Task instructions - Pictures stay out; everything else in the records below is copied exactly.

Dataset extract -
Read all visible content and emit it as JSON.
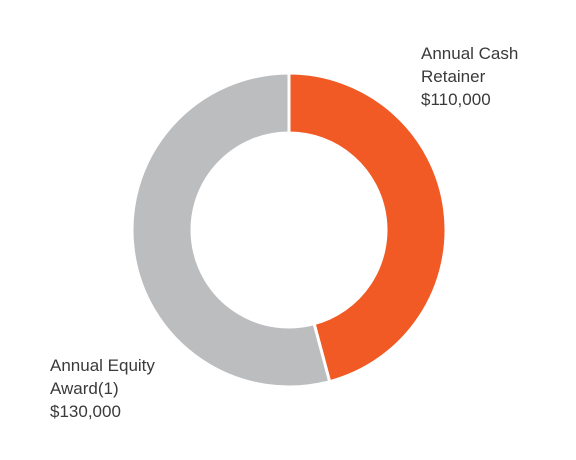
{
  "chart_data": {
    "type": "pie",
    "donut": true,
    "legend": "none",
    "slices": [
      {
        "label_lines": [
          "Annual Cash",
          "Retainer"
        ],
        "value_label": "$110,000",
        "value": 110000,
        "color": "#f15a24"
      },
      {
        "label_lines": [
          "Annual Equity",
          "Award(1)"
        ],
        "value_label": "$130,000",
        "value": 130000,
        "color": "#bcbdbf"
      }
    ]
  }
}
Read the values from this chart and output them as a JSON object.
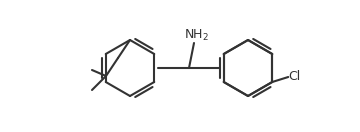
{
  "bg_color": "#ffffff",
  "line_color": "#333333",
  "text_color": "#333333",
  "line_width": 1.5,
  "fig_width": 3.6,
  "fig_height": 1.32,
  "dpi": 100
}
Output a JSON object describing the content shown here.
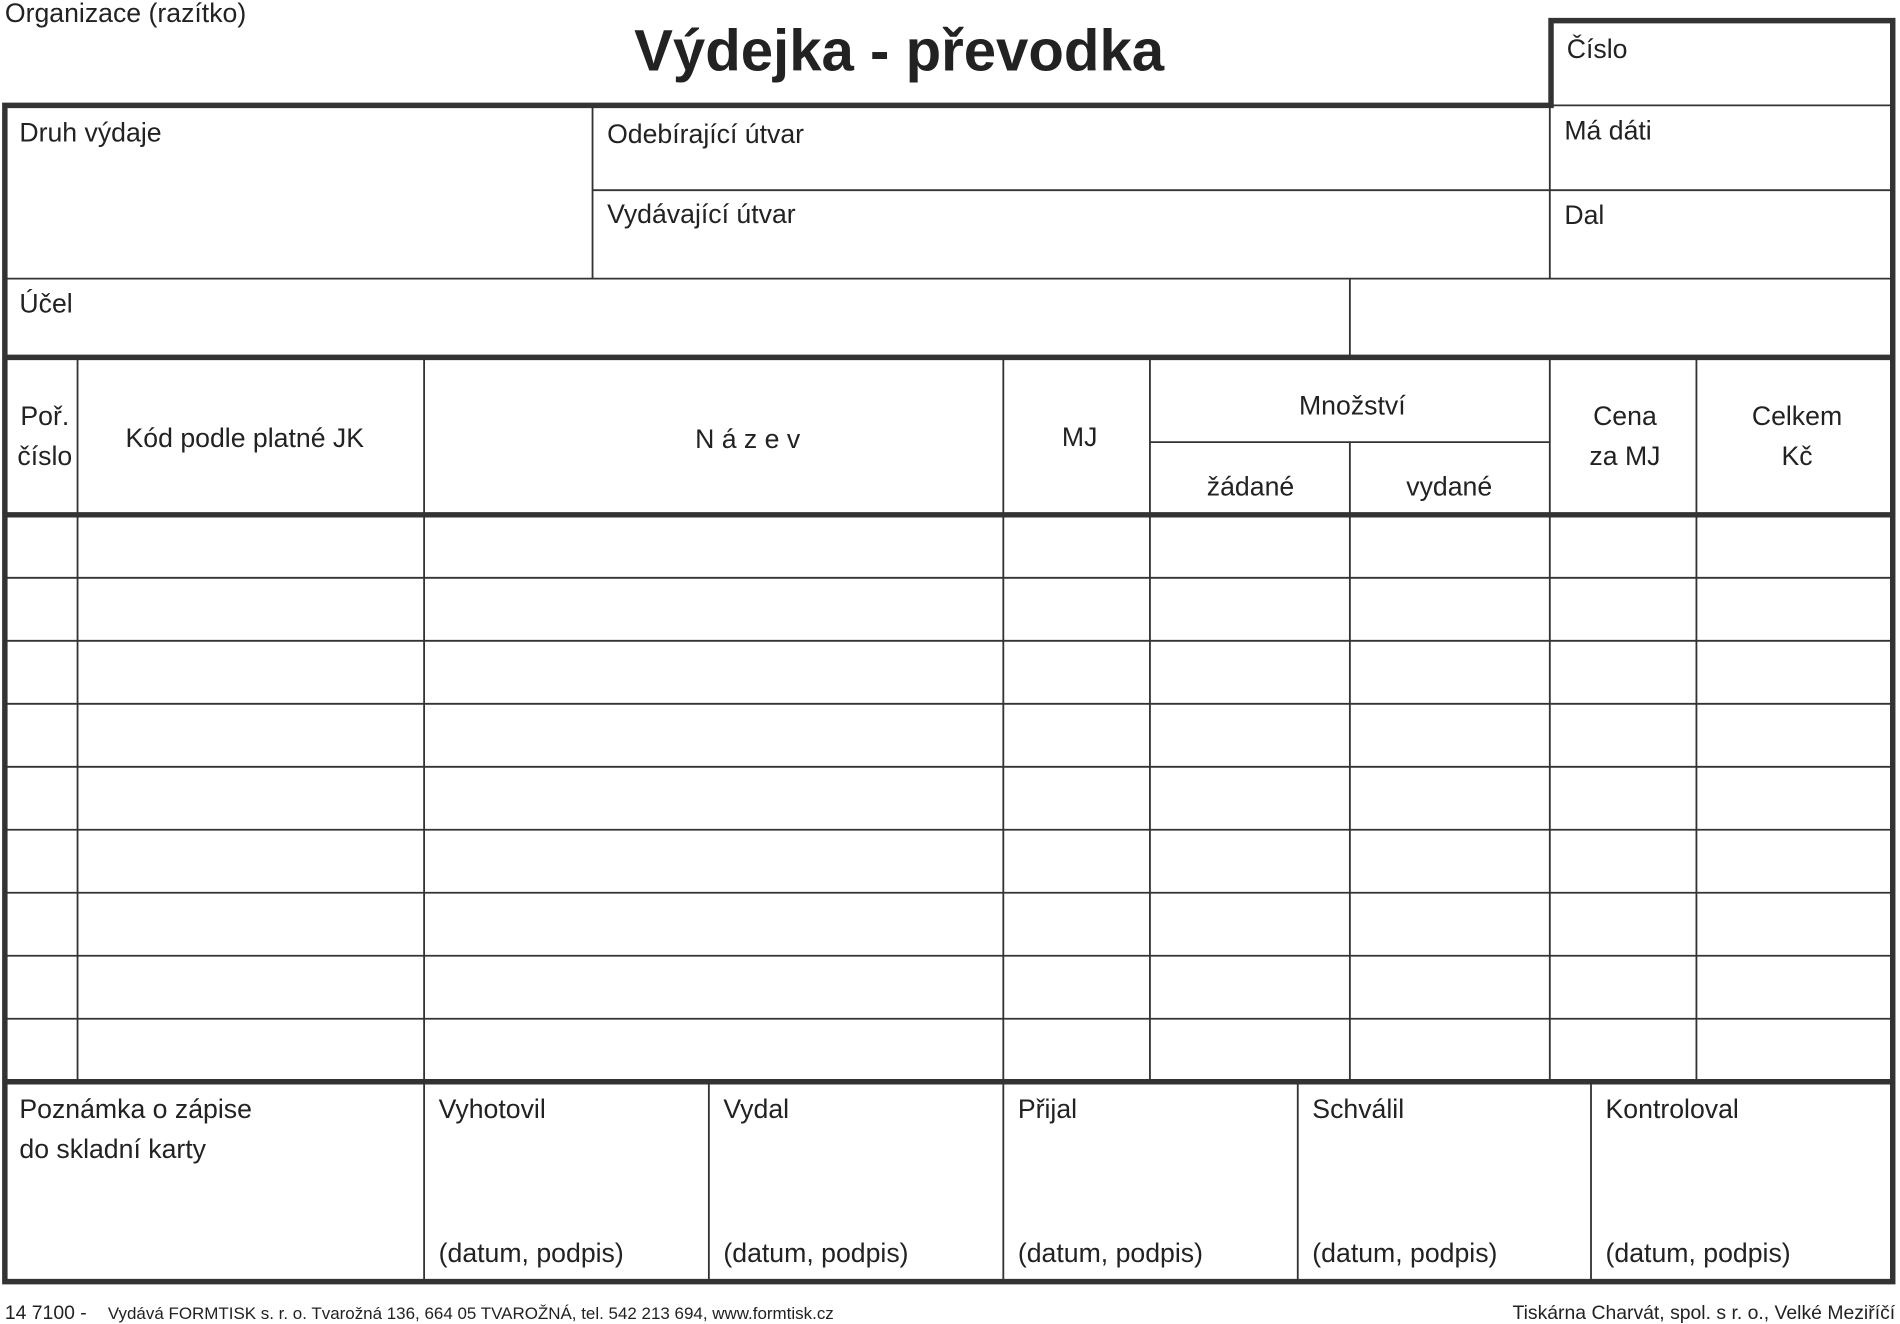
{
  "header": {
    "organization": "Organizace (razítko)",
    "title": "Výdejka - převodka",
    "number_label": "Číslo"
  },
  "fields": {
    "issue_type": "Druh výdaje",
    "receiving_unit": "Odebírající útvar",
    "issuing_unit": "Vydávající útvar",
    "debit": "Má dáti",
    "credit": "Dal",
    "purpose": "Účel"
  },
  "table": {
    "columns": {
      "order_1": "Poř.",
      "order_2": "číslo",
      "code": "Kód podle platné JK",
      "name": "N á z e v",
      "unit": "MJ",
      "quantity": "Množství",
      "requested": "žádané",
      "issued": "vydané",
      "price_1": "Cena",
      "price_2": "za MJ",
      "total_1": "Celkem",
      "total_2": "Kč"
    }
  },
  "signatures": {
    "note_1": "Poznámka o zápise",
    "note_2": "do skladní karty",
    "items": [
      {
        "label": "Vyhotovil",
        "hint": "(datum, podpis)"
      },
      {
        "label": "Vydal",
        "hint": "(datum, podpis)"
      },
      {
        "label": "Přijal",
        "hint": "(datum, podpis)"
      },
      {
        "label": "Schválil",
        "hint": "(datum, podpis)"
      },
      {
        "label": "Kontroloval",
        "hint": "(datum, podpis)"
      }
    ]
  },
  "footer": {
    "code": "14 7100 -",
    "publisher": "Vydává FORMTISK s. r. o. Tvarožná 136, 664 05 TVAROŽNÁ, tel. 542 213 694, www.formtisk.cz",
    "printer": "Tiskárna Charvát, spol. s r. o., Velké Meziříčí"
  }
}
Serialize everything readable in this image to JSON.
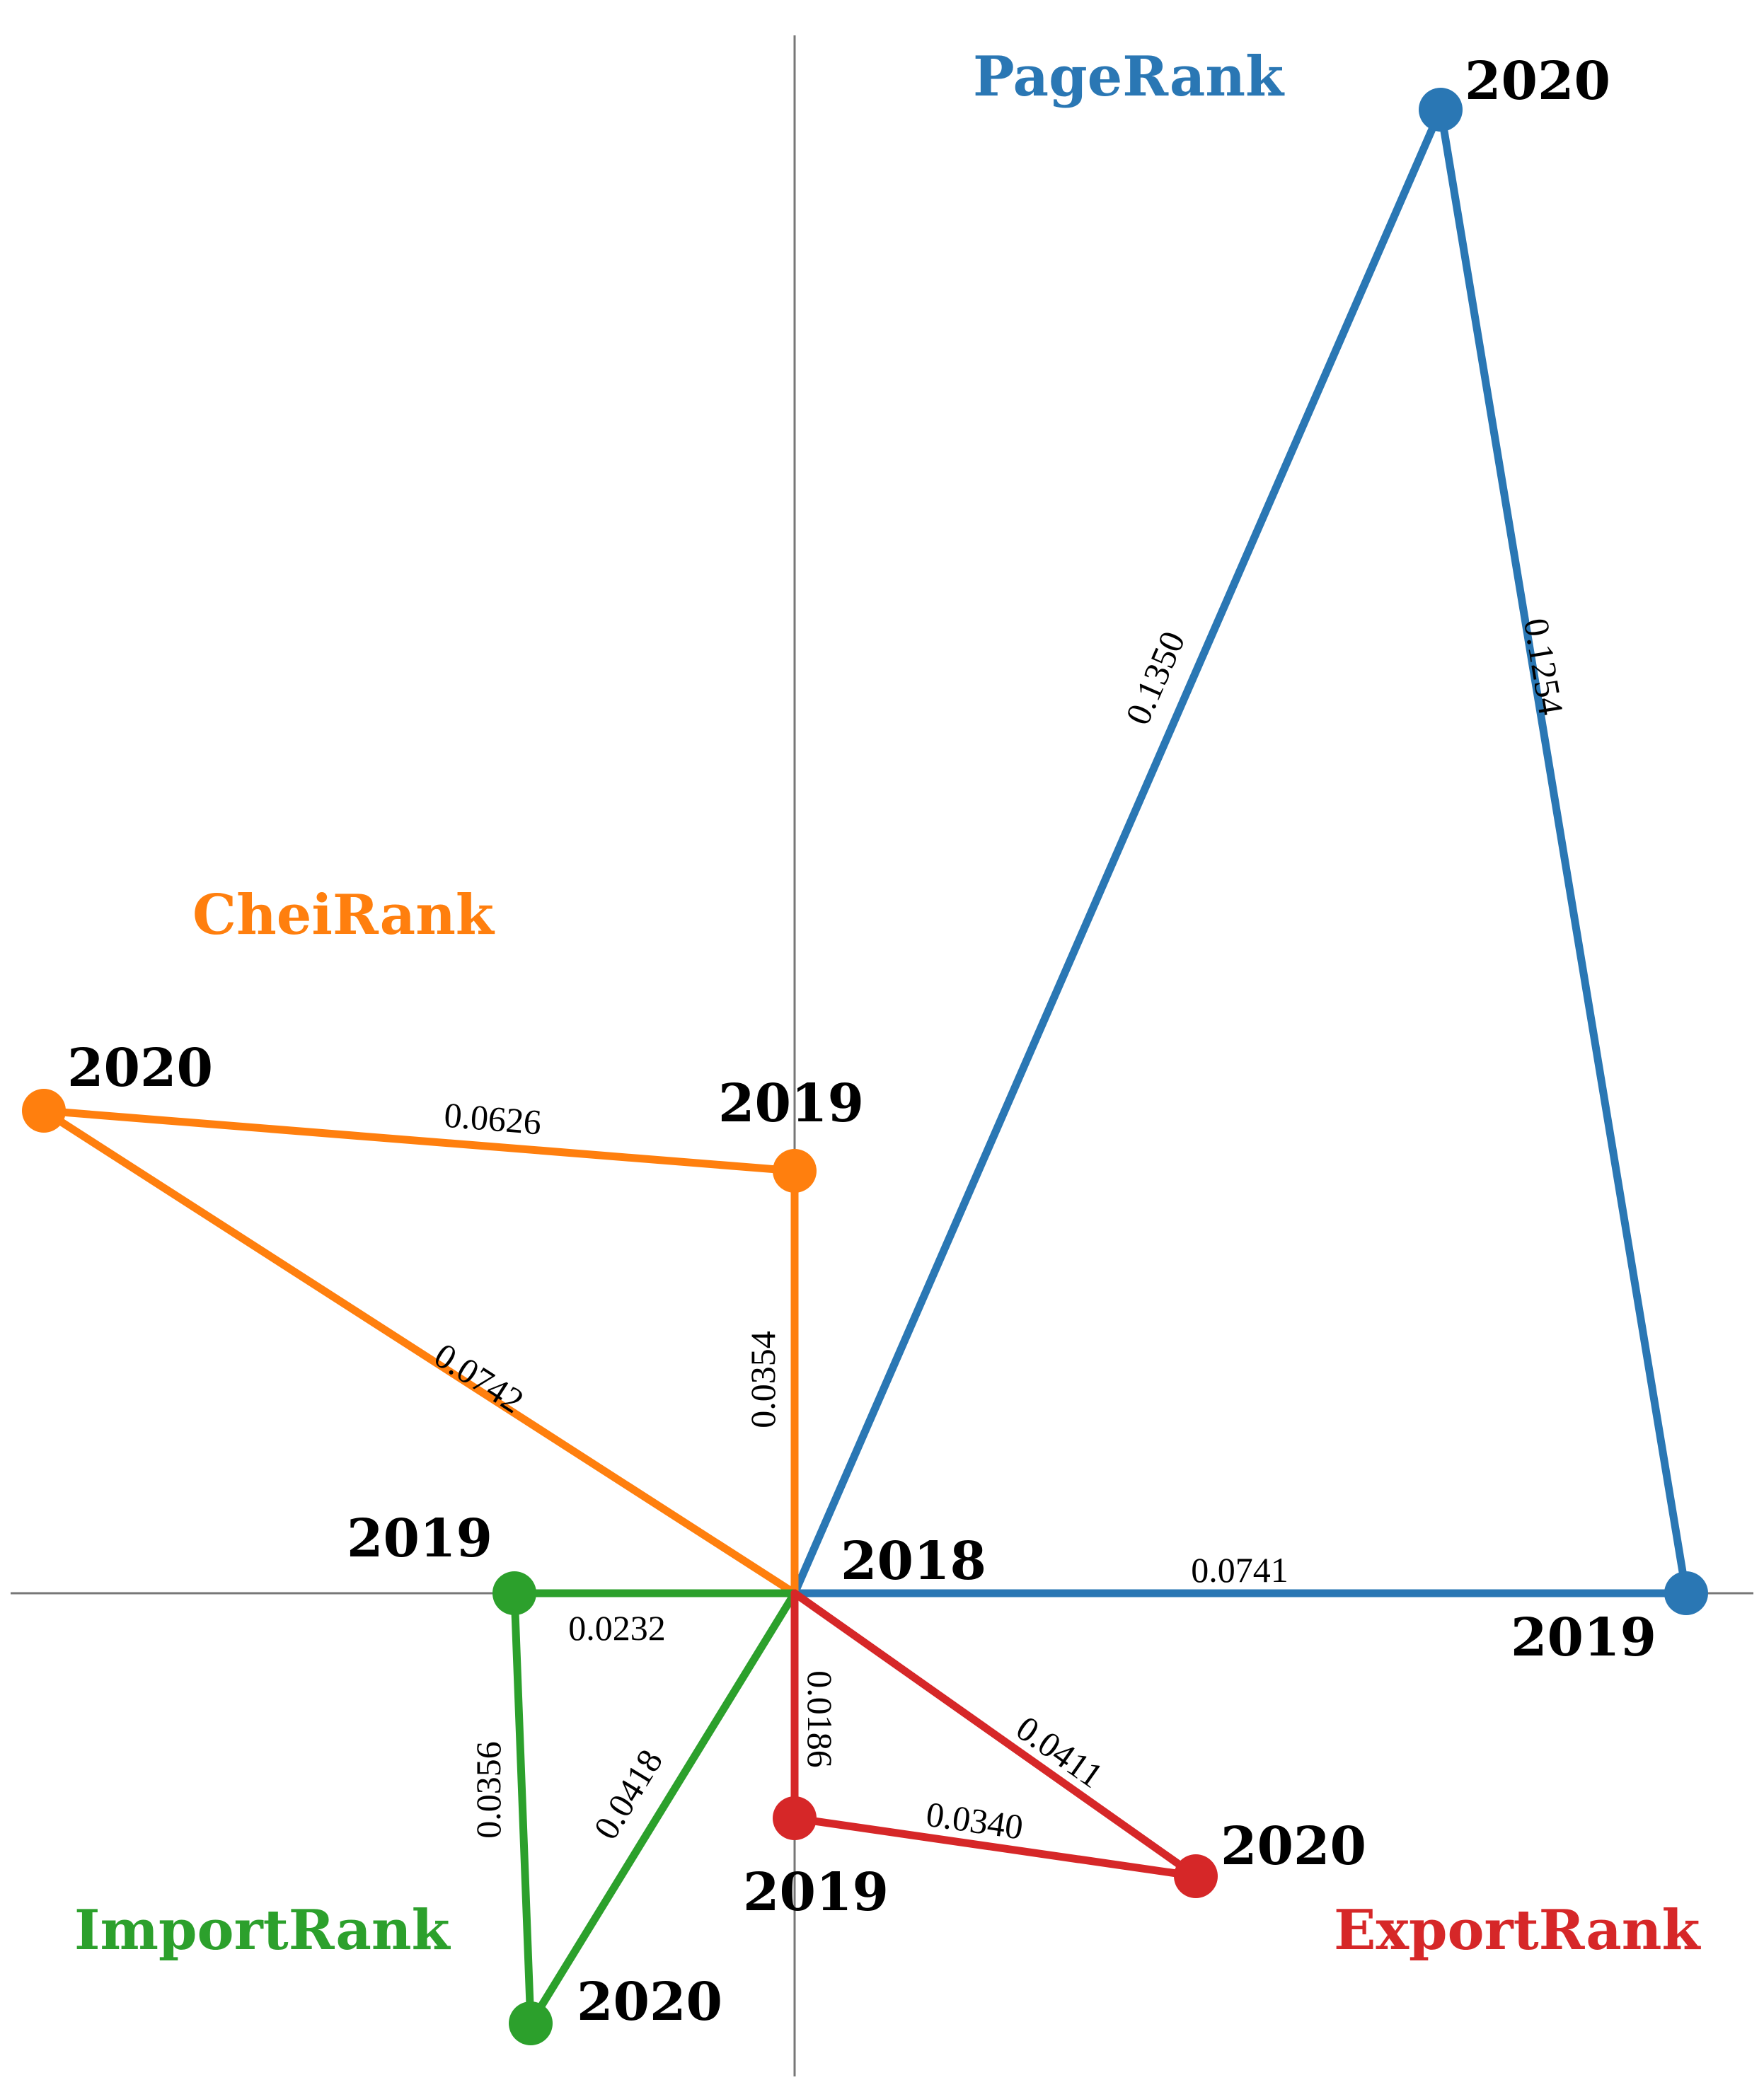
{
  "colors": {
    "pagerank": "#2a77b4",
    "cheirank": "#ff7f0e",
    "importrank": "#2ca02c",
    "exportrank": "#d62728",
    "axis": "#777777"
  },
  "center_label": "2018",
  "groups": [
    {
      "id": "pagerank",
      "title": "PageRank",
      "color": "#2a77b4",
      "nodes": [
        {
          "year": "2019"
        },
        {
          "year": "2020"
        }
      ],
      "edges": [
        {
          "from": "2018",
          "to": "2019",
          "value": "0.0741"
        },
        {
          "from": "2018",
          "to": "2020",
          "value": "0.1350"
        },
        {
          "from": "2019",
          "to": "2020",
          "value": "0.1254"
        }
      ]
    },
    {
      "id": "cheirank",
      "title": "CheiRank",
      "color": "#ff7f0e",
      "nodes": [
        {
          "year": "2019"
        },
        {
          "year": "2020"
        }
      ],
      "edges": [
        {
          "from": "2018",
          "to": "2019",
          "value": "0.0354"
        },
        {
          "from": "2018",
          "to": "2020",
          "value": "0.0742"
        },
        {
          "from": "2019",
          "to": "2020",
          "value": "0.0626"
        }
      ]
    },
    {
      "id": "importrank",
      "title": "ImportRank",
      "color": "#2ca02c",
      "nodes": [
        {
          "year": "2019"
        },
        {
          "year": "2020"
        }
      ],
      "edges": [
        {
          "from": "2018",
          "to": "2019",
          "value": "0.0232"
        },
        {
          "from": "2018",
          "to": "2020",
          "value": "0.0418"
        },
        {
          "from": "2019",
          "to": "2020",
          "value": "0.0356"
        }
      ]
    },
    {
      "id": "exportrank",
      "title": "ExportRank",
      "color": "#d62728",
      "nodes": [
        {
          "year": "2019"
        },
        {
          "year": "2020"
        }
      ],
      "edges": [
        {
          "from": "2018",
          "to": "2019",
          "value": "0.0186"
        },
        {
          "from": "2018",
          "to": "2020",
          "value": "0.0411"
        },
        {
          "from": "2019",
          "to": "2020",
          "value": "0.0340"
        }
      ]
    }
  ]
}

Written solution -
Read all visible content and emit it as JSON.
{
  "chart_data": {
    "type": "pie",
    "donut": true,
    "legend": "none",
    "slices": [
      {
        "label_lines": [
          "Annual Cash",
          "Retainer"
        ],
        "value_label": "$110,000",
        "value": 110000,
        "color": "#f15a24"
      },
      {
        "label_lines": [
          "Annual Equity",
          "Award(1)"
        ],
        "value_label": "$130,000",
        "value": 130000,
        "color": "#bcbdbf"
      }
    ]
  }
}
Read the values from this chart and output them as a JSON object.
{
  "bg_color": "#ffffff",
  "line_color": "#333333",
  "text_color": "#333333",
  "line_width": 1.5,
  "fig_width": 3.6,
  "fig_height": 1.32,
  "dpi": 100
}
Output a JSON object describing the content shown here.
{
  "header": {
    "organization": "Organizace (razítko)",
    "title": "Výdejka - převodka",
    "number_label": "Číslo"
  },
  "fields": {
    "issue_type": "Druh výdaje",
    "receiving_unit": "Odebírající útvar",
    "issuing_unit": "Vydávající útvar",
    "debit": "Má dáti",
    "credit": "Dal",
    "purpose": "Účel"
  },
  "table": {
    "columns": {
      "order_1": "Poř.",
      "order_2": "číslo",
      "code": "Kód podle platné JK",
      "name": "N á z e v",
      "unit": "MJ",
      "quantity": "Množství",
      "requested": "žádané",
      "issued": "vydané",
      "price_1": "Cena",
      "price_2": "za MJ",
      "total_1": "Celkem",
      "total_2": "Kč"
    }
  },
  "signatures": {
    "note_1": "Poznámka o zápise",
    "note_2": "do skladní karty",
    "items": [
      {
        "label": "Vyhotovil",
        "hint": "(datum, podpis)"
      },
      {
        "label": "Vydal",
        "hint": "(datum, podpis)"
      },
      {
        "label": "Přijal",
        "hint": "(datum, podpis)"
      },
      {
        "label": "Schválil",
        "hint": "(datum, podpis)"
      },
      {
        "label": "Kontroloval",
        "hint": "(datum, podpis)"
      }
    ]
  },
  "footer": {
    "code": "14 7100 -",
    "publisher": "Vydává FORMTISK s. r. o. Tvarožná 136, 664 05 TVAROŽNÁ, tel. 542 213 694, www.formtisk.cz",
    "printer": "Tiskárna Charvát, spol. s r. o., Velké Meziříčí"
  }
}
Serialize everything readable in this image to JSON.
{
  "colors": {
    "pagerank": "#2a77b4",
    "cheirank": "#ff7f0e",
    "importrank": "#2ca02c",
    "exportrank": "#d62728",
    "axis": "#777777"
  },
  "center_label": "2018",
  "groups": [
    {
      "id": "pagerank",
      "title": "PageRank",
      "color": "#2a77b4",
      "nodes": [
        {
          "year": "2019"
        },
        {
          "year": "2020"
        }
      ],
      "edges": [
        {
          "from": "2018",
          "to": "2019",
          "value": "0.0741"
        },
        {
          "from": "2018",
          "to": "2020",
          "value": "0.1350"
        },
        {
          "from": "2019",
          "to": "2020",
          "value": "0.1254"
        }
      ]
    },
    {
      "id": "cheirank",
      "title": "CheiRank",
      "color": "#ff7f0e",
      "nodes": [
        {
          "year": "2019"
        },
        {
          "year": "2020"
        }
      ],
      "edges": [
        {
          "from": "2018",
          "to": "2019",
          "value": "0.0354"
        },
        {
          "from": "2018",
          "to": "2020",
          "value": "0.0742"
        },
        {
          "from": "2019",
          "to": "2020",
          "value": "0.0626"
        }
      ]
    },
    {
      "id": "importrank",
      "title": "ImportRank",
      "color": "#2ca02c",
      "nodes": [
        {
          "year": "2019"
        },
        {
          "year": "2020"
        }
      ],
      "edges": [
        {
          "from": "2018",
          "to": "2019",
          "value": "0.0232"
        },
        {
          "from": "2018",
          "to": "2020",
          "value": "0.0418"
        },
        {
          "from": "2019",
          "to": "2020",
          "value": "0.0356"
        }
      ]
    },
    {
      "id": "exportrank",
      "title": "ExportRank",
      "color": "#d62728",
      "nodes": [
        {
          "year": "2019"
        },
        {
          "year": "2020"
        }
      ],
      "edges": [
        {
          "from": "2018",
          "to": "2019",
          "value": "0.0186"
        },
        {
          "from": "2018",
          "to": "2020",
          "value": "0.0411"
        },
        {
          "from": "2019",
          "to": "2020",
          "value": "0.0340"
        }
      ]
    }
  ]
}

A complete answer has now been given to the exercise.